*Description of the task*: Quote every line below exactly and skip any picture.

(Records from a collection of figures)
————————

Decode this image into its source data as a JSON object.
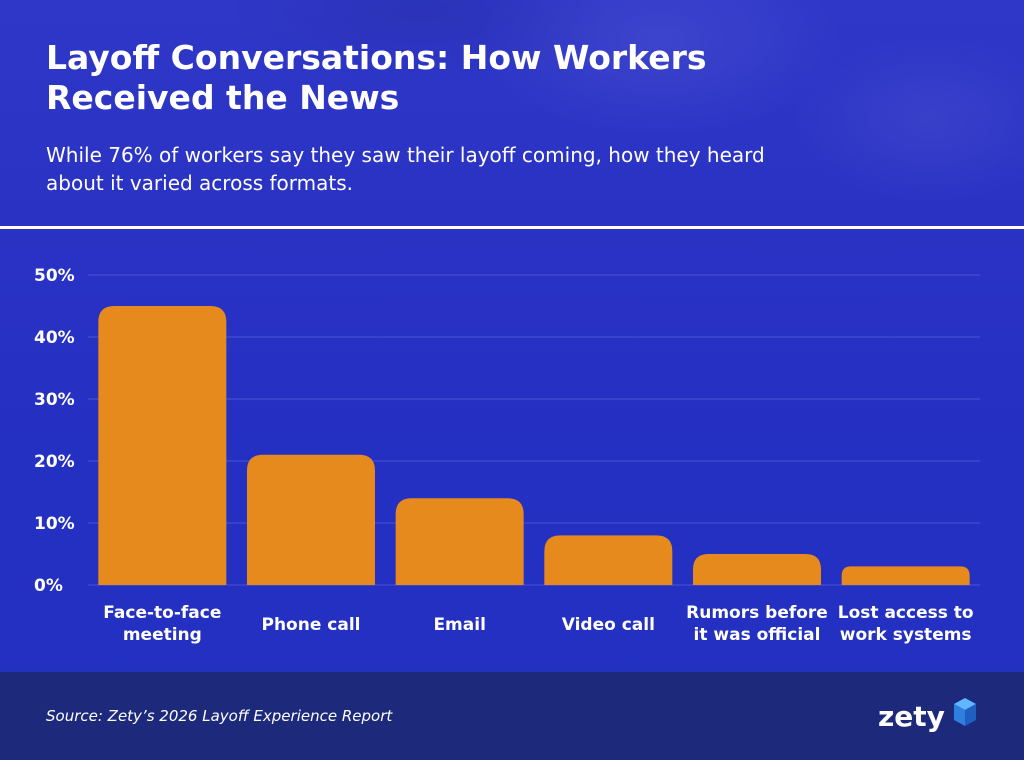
{
  "header": {
    "title": "Layoff Conversations: How Workers Received the News",
    "subtitle": "While 76% of workers say they saw their layoff coming, how they heard about it varied across formats."
  },
  "footer": {
    "source": "Source: Zety’s 2026 Layoff Experience Report",
    "logo_text": "zety"
  },
  "colors": {
    "bar": "#e68a1e",
    "background": "#2a32c4",
    "footer": "#1d2a7c",
    "gridline": "#4a55d6"
  },
  "chart_data": {
    "type": "bar",
    "categories": [
      [
        "Face-to-face",
        "meeting"
      ],
      [
        "Phone call"
      ],
      [
        "Email"
      ],
      [
        "Video call"
      ],
      [
        "Rumors before",
        "it was official"
      ],
      [
        "Lost access to",
        "work systems"
      ]
    ],
    "values": [
      45,
      21,
      14,
      8,
      5,
      3
    ],
    "ylim": [
      0,
      50
    ],
    "yticks": [
      0,
      10,
      20,
      30,
      40,
      50
    ],
    "ytick_labels": [
      "0%",
      "10%",
      "20%",
      "30%",
      "40%",
      "50%"
    ],
    "grid": true
  }
}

————————

*Response*:
Decode this image into its source data as a JSON object.
{
  "header": {
    "title": "Layoff Conversations: How Workers Received the News",
    "subtitle": "While 76% of workers say they saw their layoff coming, how they heard about it varied across formats."
  },
  "footer": {
    "source": "Source: Zety’s 2026 Layoff Experience Report",
    "logo_text": "zety"
  },
  "colors": {
    "bar": "#e68a1e",
    "background": "#2a32c4",
    "footer": "#1d2a7c",
    "gridline": "#4a55d6"
  },
  "chart_data": {
    "type": "bar",
    "categories": [
      [
        "Face-to-face",
        "meeting"
      ],
      [
        "Phone call"
      ],
      [
        "Email"
      ],
      [
        "Video call"
      ],
      [
        "Rumors before",
        "it was official"
      ],
      [
        "Lost access to",
        "work systems"
      ]
    ],
    "values": [
      45,
      21,
      14,
      8,
      5,
      3
    ],
    "ylim": [
      0,
      50
    ],
    "yticks": [
      0,
      10,
      20,
      30,
      40,
      50
    ],
    "ytick_labels": [
      "0%",
      "10%",
      "20%",
      "30%",
      "40%",
      "50%"
    ],
    "grid": true
  }
}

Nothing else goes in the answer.